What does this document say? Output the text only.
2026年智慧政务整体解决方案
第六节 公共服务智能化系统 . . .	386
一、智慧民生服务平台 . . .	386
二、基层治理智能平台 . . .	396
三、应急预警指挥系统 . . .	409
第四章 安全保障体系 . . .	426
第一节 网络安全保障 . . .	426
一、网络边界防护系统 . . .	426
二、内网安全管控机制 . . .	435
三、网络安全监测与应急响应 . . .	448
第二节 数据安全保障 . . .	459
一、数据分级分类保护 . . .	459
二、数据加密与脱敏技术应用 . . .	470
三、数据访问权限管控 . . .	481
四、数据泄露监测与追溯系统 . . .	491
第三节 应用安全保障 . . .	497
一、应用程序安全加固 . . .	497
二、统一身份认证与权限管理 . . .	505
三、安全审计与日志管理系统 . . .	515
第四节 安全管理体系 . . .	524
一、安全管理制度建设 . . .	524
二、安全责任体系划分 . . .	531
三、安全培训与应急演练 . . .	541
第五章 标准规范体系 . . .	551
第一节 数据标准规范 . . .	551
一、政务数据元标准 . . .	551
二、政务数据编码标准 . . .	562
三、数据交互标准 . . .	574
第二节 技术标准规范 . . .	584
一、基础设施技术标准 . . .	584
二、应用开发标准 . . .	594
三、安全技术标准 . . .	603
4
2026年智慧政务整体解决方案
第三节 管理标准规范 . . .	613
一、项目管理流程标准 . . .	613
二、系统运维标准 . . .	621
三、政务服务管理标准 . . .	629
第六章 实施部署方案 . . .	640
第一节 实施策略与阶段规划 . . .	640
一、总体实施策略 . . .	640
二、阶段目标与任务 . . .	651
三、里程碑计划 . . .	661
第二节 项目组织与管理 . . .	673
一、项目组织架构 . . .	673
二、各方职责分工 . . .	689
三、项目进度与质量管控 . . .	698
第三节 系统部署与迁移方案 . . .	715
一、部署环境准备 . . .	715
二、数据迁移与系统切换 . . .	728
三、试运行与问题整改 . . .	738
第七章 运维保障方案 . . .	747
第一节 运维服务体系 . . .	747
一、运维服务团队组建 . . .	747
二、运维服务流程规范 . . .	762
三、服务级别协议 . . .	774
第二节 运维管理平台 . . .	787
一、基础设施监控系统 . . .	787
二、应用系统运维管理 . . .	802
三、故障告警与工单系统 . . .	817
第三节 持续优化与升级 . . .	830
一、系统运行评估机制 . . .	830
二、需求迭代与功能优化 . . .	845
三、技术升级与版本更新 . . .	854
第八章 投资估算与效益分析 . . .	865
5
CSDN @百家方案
──────────────────────────────
• What you are asked to do: All of the entries must be written out exactly as they stand.

• Task answer:
What does this document say? Output the text only.
2026年智慧政务整体解决方案
第六节 公共服务智能化系统 . . .	386
一、智慧民生服务平台 . . .	386
二、基层治理智能平台 . . .	396
三、应急预警指挥系统 . . .	409
第四章 安全保障体系 . . .	426
第一节 网络安全保障 . . .	426
一、网络边界防护系统 . . .	426
二、内网安全管控机制 . . .	435
三、网络安全监测与应急响应 . . .	448
第二节 数据安全保障 . . .	459
一、数据分级分类保护 . . .	459
二、数据加密与脱敏技术应用 . . .	470
三、数据访问权限管控 . . .	481
四、数据泄露监测与追溯系统 . . .	491
第三节 应用安全保障 . . .	497
一、应用程序安全加固 . . .	497
二、统一身份认证与权限管理 . . .	505
三、安全审计与日志管理系统 . . .	515
第四节 安全管理体系 . . .	524
一、安全管理制度建设 . . .	524
二、安全责任体系划分 . . .	531
三、安全培训与应急演练 . . .	541
第五章 标准规范体系 . . .	551
第一节 数据标准规范 . . .	551
一、政务数据元标准 . . .	551
二、政务数据编码标准 . . .	562
三、数据交互标准 . . .	574
第二节 技术标准规范 . . .	584
一、基础设施技术标准 . . .	584
二、应用开发标准 . . .	594
三、安全技术标准 . . .	603
4
2026年智慧政务整体解决方案
第三节 管理标准规范 . . .	613
一、项目管理流程标准 . . .	613
二、系统运维标准 . . .	621
三、政务服务管理标准 . . .	629
第六章 实施部署方案 . . .	640
第一节 实施策略与阶段规划 . . .	640
一、总体实施策略 . . .	640
二、阶段目标与任务 . . .	651
三、里程碑计划 . . .	661
第二节 项目组织与管理 . . .	673
一、项目组织架构 . . .	673
二、各方职责分工 . . .	689
三、项目进度与质量管控 . . .	698
第三节 系统部署与迁移方案 . . .	715
一、部署环境准备 . . .	715
二、数据迁移与系统切换 . . .	728
三、试运行与问题整改 . . .	738
第七章 运维保障方案 . . .	747
第一节 运维服务体系 . . .	747
一、运维服务团队组建 . . .	747
二、运维服务流程规范 . . .	762
三、服务级别协议 . . .	774
第二节 运维管理平台 . . .	787
一、基础设施监控系统 . . .	787
二、应用系统运维管理 . . .	802
三、故障告警与工单系统 . . .	817
第三节 持续优化与升级 . . .	830
一、系统运行评估机制 . . .	830
二、需求迭代与功能优化 . . .	845
三、技术升级与版本更新 . . .	854
第八章 投资估算与效益分析 . . .	865
5
CSDN @百家方案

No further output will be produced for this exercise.